▸ Given text

Does PVS-Studio know about Unicode chars?

317 views Asked by At

This code produces Medium warnings at lines w/ return:

// Checks if the symbol defines two-symbols Unicode sequence
bool doubleSymbol(const char c) {
    static const char TWO_SYMBOLS_MASK = 0b110;
    return (c >> 5) == TWO_SYMBOLS_MASK;
}

// Checks if the symbol defines three-symbols Unicode sequence
bool tripleSymbol(const char c) {
    static const char THREE_SYMBOLS_MASK = 0b1110;
    return (c >> 4) == THREE_SYMBOLS_MASK;
}

// Checks if the symbol defines four-symbols Unicode sequence
bool quadrupleSymbol(const char c) {
    static const char FOUR_SYMBOLS_MASK = 0b11110;
    return (c >> 3) == FOUR_SYMBOLS_MASK;
}

PVS says that the expressions are always false (V547), but they actually aren't: char may be a part of Unicode symbol that is read to std::string! Here is the Unicode representation of symbols:
1 byte - 0xxx'xxxx - 7 bits
2 bytes - 110x'xxxx 10xx'xxxx - 11 bits
3 bytes - 1110'xxxx 10xx'xxxx 10xx'xxxx - 16 bits
4 bytes - 1111'0xxx 10xx'xxxx 10xx'xxxx 10xx'xxxx - 21 bits

The following code counts number of symbols in a Unicode text:

size_t symbolCount = 0;

std::string s;
while (getline(std::cin, s)) {
    for (size_t i = 0; i < s.size(); ++i) {
        const char c = s[i];
        ++symbolCount;
        if (doubleSymbol(c)) {
            i += 1;
        } else if (tripleSymbol(c)) {
            i += 2;
        } else if (quadrupleSymbol(c)) {
            i += 3;
        }
    }
}

std::cout << symbolCount << "\n";

For the Hello! input the output is 6 and for Привет, мир! is 12 — this is right!

Am I wrong or doesn't PVS know something? ;)

1

There are 1 answers

0
AndreyKarpov On BEST ANSWER

PVS-Studio analyzer knows that there are signed and unsigned char types. Whether signed/unsigned is used depends on compilation keys and PVS-Studio analyzer takes these keys into account.

I think this code is compiled, when char is of signed char type. Let's see what consequences it brings.

Let’s look only at the first case:

bool doubleSymbol(const char c) {
    static const char TWO_SYMBOLS_MASK = 0b110;
    return (c >> 5) == TWO_SYMBOLS_MASK;
}

If the value variable 'c' is less than or equal to 01111111, the condition will always be false, because during the shift the max value you can get is 011.

▸ Given problem A
Which lines of the entries contain the string "shaft"? Copy each such line, matching case exactly.
The PVS-Studio thread and the entries have nothing to do with each other.

▸ Stored data
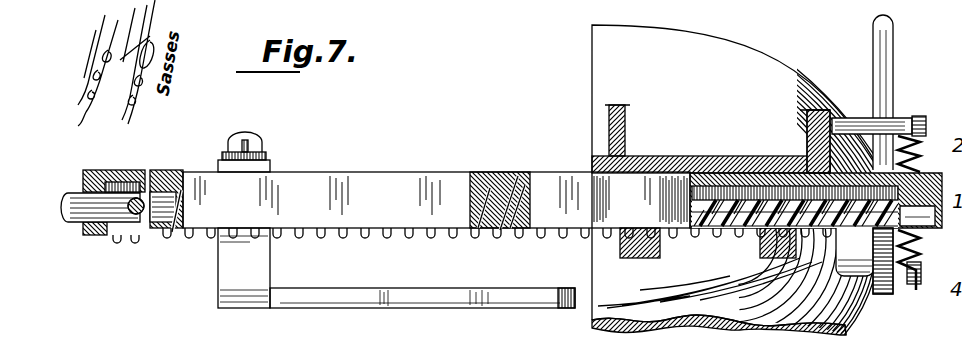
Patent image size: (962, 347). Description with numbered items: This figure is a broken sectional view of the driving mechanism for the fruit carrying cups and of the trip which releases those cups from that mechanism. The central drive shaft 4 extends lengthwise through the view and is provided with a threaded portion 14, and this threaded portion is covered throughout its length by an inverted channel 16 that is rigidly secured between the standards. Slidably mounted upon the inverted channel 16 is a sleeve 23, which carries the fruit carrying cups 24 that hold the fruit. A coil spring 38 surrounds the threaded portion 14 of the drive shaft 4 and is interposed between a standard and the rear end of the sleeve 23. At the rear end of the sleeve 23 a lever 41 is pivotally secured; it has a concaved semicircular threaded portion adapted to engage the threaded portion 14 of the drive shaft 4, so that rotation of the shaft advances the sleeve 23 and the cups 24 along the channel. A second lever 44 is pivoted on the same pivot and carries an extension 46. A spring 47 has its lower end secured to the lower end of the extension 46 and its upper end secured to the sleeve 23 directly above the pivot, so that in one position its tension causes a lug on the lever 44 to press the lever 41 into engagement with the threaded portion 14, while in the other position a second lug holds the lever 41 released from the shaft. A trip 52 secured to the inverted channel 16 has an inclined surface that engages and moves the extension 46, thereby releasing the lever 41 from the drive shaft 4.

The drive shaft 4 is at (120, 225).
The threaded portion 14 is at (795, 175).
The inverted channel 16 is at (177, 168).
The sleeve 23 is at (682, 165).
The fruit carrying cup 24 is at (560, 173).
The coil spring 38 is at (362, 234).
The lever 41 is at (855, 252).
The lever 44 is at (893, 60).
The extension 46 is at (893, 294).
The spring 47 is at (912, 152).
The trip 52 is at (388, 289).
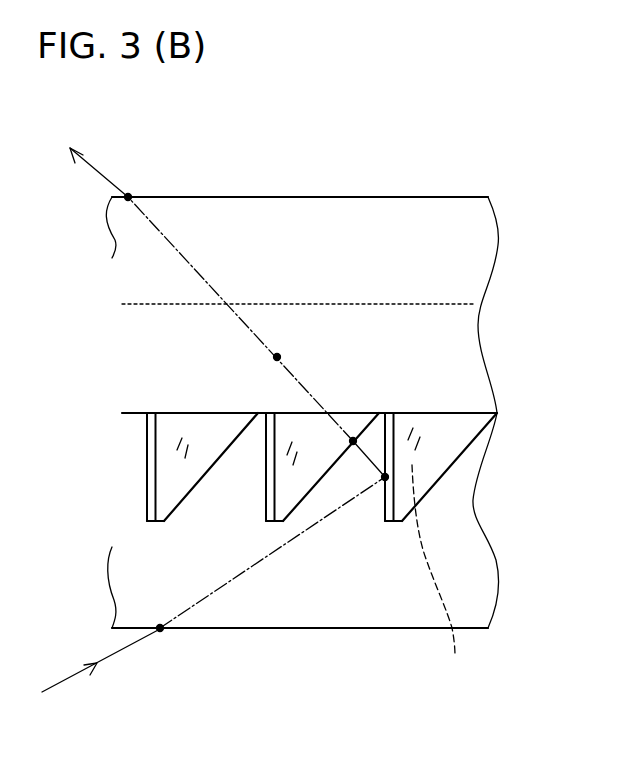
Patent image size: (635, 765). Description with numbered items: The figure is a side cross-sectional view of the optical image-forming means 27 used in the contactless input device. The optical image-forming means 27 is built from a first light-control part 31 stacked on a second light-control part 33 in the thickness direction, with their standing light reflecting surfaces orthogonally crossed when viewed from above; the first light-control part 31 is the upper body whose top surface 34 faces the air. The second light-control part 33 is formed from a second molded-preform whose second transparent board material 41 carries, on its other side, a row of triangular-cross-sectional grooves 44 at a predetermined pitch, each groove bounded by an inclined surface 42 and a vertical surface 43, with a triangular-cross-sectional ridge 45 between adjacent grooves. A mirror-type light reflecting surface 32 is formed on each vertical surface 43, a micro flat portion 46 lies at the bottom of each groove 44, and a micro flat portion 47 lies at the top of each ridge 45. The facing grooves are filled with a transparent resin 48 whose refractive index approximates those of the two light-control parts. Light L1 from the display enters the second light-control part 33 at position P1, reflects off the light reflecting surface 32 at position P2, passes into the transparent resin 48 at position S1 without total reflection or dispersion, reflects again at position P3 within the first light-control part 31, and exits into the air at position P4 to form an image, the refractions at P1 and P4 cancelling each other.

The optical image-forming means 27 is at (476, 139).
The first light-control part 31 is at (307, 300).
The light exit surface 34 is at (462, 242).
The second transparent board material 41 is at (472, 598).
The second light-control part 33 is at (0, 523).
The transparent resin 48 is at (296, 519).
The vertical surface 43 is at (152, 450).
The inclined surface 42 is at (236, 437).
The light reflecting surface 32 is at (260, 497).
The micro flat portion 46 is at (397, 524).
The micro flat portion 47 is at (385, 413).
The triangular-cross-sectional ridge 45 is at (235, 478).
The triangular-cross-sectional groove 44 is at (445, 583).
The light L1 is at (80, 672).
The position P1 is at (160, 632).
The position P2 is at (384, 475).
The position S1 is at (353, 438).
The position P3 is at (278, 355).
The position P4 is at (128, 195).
...
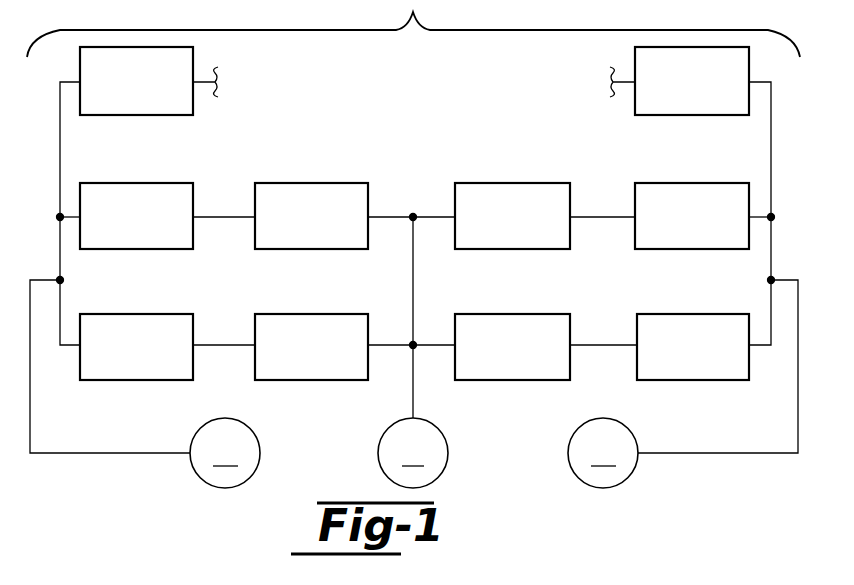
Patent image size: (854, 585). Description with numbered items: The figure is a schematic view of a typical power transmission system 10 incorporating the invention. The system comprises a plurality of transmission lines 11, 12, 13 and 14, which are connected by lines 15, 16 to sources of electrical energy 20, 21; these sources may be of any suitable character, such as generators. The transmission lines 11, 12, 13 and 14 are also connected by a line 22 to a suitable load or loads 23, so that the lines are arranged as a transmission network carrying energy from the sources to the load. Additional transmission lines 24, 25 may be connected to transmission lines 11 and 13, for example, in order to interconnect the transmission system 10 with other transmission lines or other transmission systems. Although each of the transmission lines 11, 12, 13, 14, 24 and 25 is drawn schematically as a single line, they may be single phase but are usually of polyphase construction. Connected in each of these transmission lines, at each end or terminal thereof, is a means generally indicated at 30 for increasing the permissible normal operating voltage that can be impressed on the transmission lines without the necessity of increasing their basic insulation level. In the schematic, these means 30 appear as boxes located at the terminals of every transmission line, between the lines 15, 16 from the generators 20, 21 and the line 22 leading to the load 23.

▸ Given problem B
Answer these questions about the PVS-Studio thread:
(i) Which warning code does PVS-Studio report for the return lines?
(ii) What output does the counting code give for the Hello! input?
(iii) According to the answer, what is the maximum value obtainable from the shift when 'c' is less than or equal to 01111111?

▸ Full response A
Patent image size: (962, 347). Description with numbered items: This figure is a broken sectional view of the driving mechanism for the fruit carrying cups and of the trip which releases those cups from that mechanism. The central drive shaft 4 extends lengthwise through the view and is provided with a threaded portion 14, and this threaded portion is covered throughout its length by an inverted channel 16 that is rigidly secured between the standards. Slidably mounted upon the inverted channel 16 is a sleeve 23, which carries the fruit carrying cups 24 that hold the fruit. A coil spring 38 surrounds the threaded portion 14 of the drive shaft 4 and is interposed between a standard and the rear end of the sleeve 23. At the rear end of the sleeve 23 a lever 41 is pivotally secured; it has a concaved semicircular threaded portion adapted to engage the threaded portion 14 of the drive shaft 4, so that rotation of the shaft advances the sleeve 23 and the cups 24 along the channel. A second lever 44 is pivoted on the same pivot and carries an extension 46. A spring 47 has its lower end secured to the lower end of the extension 46 and its upper end secured to the sleeve 23 directly above the pivot, so that in one position its tension causes a lug on the lever 44 to press the lever 41 into engagement with the threaded portion 14, while in the other position a second lug holds the lever 41 released from the shaft. A trip 52 secured to the inverted channel 16 has an inclined surface that engages and moves the extension 46, thereby releasing the lever 41 from the drive shaft 4.
The drive shaft 4 is at (120, 225).

▸ Full response B
(i) V547
(ii) 6
(iii) 011